* Supplied data:
++++++++++++++++++++

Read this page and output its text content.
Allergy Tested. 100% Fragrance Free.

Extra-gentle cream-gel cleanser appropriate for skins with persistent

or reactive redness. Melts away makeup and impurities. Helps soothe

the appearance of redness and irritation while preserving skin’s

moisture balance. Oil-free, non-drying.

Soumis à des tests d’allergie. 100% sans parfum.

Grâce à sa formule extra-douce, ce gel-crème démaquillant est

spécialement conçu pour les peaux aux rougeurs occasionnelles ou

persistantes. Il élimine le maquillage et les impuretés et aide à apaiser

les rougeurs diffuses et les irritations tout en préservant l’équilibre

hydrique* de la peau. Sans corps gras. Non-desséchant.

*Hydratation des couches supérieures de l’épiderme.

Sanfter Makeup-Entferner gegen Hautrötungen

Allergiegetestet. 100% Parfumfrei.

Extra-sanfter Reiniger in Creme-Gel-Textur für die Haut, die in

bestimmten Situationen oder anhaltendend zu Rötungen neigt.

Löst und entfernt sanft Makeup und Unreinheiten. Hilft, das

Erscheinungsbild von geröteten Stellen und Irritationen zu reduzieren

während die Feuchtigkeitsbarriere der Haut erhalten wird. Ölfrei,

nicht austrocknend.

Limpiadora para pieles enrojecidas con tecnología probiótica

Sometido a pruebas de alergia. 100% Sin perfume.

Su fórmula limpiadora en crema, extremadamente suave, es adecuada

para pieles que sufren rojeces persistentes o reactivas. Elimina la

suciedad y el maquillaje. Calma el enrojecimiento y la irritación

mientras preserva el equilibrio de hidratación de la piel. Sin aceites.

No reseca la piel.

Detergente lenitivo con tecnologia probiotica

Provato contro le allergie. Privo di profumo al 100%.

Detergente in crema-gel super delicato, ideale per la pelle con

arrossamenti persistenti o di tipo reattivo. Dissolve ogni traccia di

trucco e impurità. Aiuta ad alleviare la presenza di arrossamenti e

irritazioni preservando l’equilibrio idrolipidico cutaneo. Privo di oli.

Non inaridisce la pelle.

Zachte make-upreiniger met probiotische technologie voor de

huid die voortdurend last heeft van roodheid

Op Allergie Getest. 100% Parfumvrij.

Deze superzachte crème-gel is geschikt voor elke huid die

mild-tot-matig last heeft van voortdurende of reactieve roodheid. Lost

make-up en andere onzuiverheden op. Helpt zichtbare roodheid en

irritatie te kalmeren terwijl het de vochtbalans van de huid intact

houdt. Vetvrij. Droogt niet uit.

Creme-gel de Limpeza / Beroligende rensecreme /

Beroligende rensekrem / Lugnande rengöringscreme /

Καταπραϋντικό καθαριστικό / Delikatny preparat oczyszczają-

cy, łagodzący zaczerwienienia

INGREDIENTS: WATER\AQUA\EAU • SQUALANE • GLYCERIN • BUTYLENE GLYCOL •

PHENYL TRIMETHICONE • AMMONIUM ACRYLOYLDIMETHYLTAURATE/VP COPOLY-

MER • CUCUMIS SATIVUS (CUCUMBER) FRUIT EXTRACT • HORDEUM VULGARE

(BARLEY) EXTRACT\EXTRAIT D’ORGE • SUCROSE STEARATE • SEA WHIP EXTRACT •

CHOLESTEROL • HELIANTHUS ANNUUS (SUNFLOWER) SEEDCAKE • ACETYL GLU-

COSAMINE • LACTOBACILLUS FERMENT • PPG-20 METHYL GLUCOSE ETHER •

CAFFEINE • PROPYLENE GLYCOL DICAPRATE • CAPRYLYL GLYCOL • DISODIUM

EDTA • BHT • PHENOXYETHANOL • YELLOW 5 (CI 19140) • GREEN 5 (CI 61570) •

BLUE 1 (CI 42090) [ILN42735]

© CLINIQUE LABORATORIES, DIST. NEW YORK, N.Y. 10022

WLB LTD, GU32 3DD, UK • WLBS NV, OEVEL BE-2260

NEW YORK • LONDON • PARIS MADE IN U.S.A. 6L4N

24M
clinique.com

++++++++++++++++++++

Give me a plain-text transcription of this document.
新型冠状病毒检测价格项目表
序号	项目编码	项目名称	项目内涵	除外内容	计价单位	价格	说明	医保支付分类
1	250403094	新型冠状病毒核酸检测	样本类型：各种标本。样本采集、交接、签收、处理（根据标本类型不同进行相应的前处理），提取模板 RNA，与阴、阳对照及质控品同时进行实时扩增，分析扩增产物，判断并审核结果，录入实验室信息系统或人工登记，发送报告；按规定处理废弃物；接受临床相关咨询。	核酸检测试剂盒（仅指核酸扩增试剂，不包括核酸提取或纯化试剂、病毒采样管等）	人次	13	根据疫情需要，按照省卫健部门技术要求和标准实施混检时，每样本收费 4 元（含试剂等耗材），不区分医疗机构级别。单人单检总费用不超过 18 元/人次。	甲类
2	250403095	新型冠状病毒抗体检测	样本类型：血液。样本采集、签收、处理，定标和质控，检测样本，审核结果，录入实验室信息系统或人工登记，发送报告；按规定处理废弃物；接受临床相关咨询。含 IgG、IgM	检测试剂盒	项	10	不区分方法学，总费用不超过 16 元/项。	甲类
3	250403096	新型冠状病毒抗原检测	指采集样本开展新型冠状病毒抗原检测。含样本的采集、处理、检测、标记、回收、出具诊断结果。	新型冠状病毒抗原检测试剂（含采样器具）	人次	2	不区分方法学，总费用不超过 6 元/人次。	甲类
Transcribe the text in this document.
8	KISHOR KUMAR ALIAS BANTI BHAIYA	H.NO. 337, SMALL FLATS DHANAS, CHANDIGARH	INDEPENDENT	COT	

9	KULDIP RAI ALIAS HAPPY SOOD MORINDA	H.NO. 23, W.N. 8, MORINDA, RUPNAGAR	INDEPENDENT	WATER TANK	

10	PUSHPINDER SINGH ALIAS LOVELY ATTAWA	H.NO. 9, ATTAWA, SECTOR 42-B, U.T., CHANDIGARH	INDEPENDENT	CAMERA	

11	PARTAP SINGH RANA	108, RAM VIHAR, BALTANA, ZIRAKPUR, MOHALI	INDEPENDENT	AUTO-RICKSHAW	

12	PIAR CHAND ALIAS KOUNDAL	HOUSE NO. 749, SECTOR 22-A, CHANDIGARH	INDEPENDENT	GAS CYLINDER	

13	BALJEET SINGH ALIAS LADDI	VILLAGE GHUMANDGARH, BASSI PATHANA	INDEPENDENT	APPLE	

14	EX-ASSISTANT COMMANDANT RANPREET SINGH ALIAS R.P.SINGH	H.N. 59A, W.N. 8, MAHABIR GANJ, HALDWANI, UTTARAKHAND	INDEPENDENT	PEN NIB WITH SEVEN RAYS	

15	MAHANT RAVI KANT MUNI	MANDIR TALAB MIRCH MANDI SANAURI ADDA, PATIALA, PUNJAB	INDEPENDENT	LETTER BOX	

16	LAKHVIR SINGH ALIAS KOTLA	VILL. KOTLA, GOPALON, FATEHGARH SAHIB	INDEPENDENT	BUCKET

++++++++++++++++++++

* Work to be completed: Go through the preceding material and copy each line that has the word "样本采集".

* Complete response:
1	250403094	新型冠状病毒核酸检测	样本类型：各种标本。样本采集、交接、签收、处理（根据标本类型不同进行相应的前处理），提取模板 RNA，与阴、阳对照及质控品同时进行实时扩增，分析扩增产物，判断并审核结果，录入实验室信息系统或人工登记，发送报告；按规定处理废弃物；接受临床相关咨询。	核酸检测试剂盒（仅指核酸扩增试剂，不包括核酸提取或纯化试剂、病毒采样管等）	人次	13	根据疫情需要，按照省卫健部门技术要求和标准实施混检时，每样本收费 4 元（含试剂等耗材），不区分医疗机构级别。单人单检总费用不超过 18 元/人次。	甲类
2	250403095	新型冠状病毒抗体检测	样本类型：血液。样本采集、签收、处理，定标和质控，检测样本，审核结果，录入实验室信息系统或人工登记，发送报告；按规定处理废弃物；接受临床相关咨询。含 IgG、IgM	检测试剂盒	项	10	不区分方法学，总费用不超过 16 元/项。	甲类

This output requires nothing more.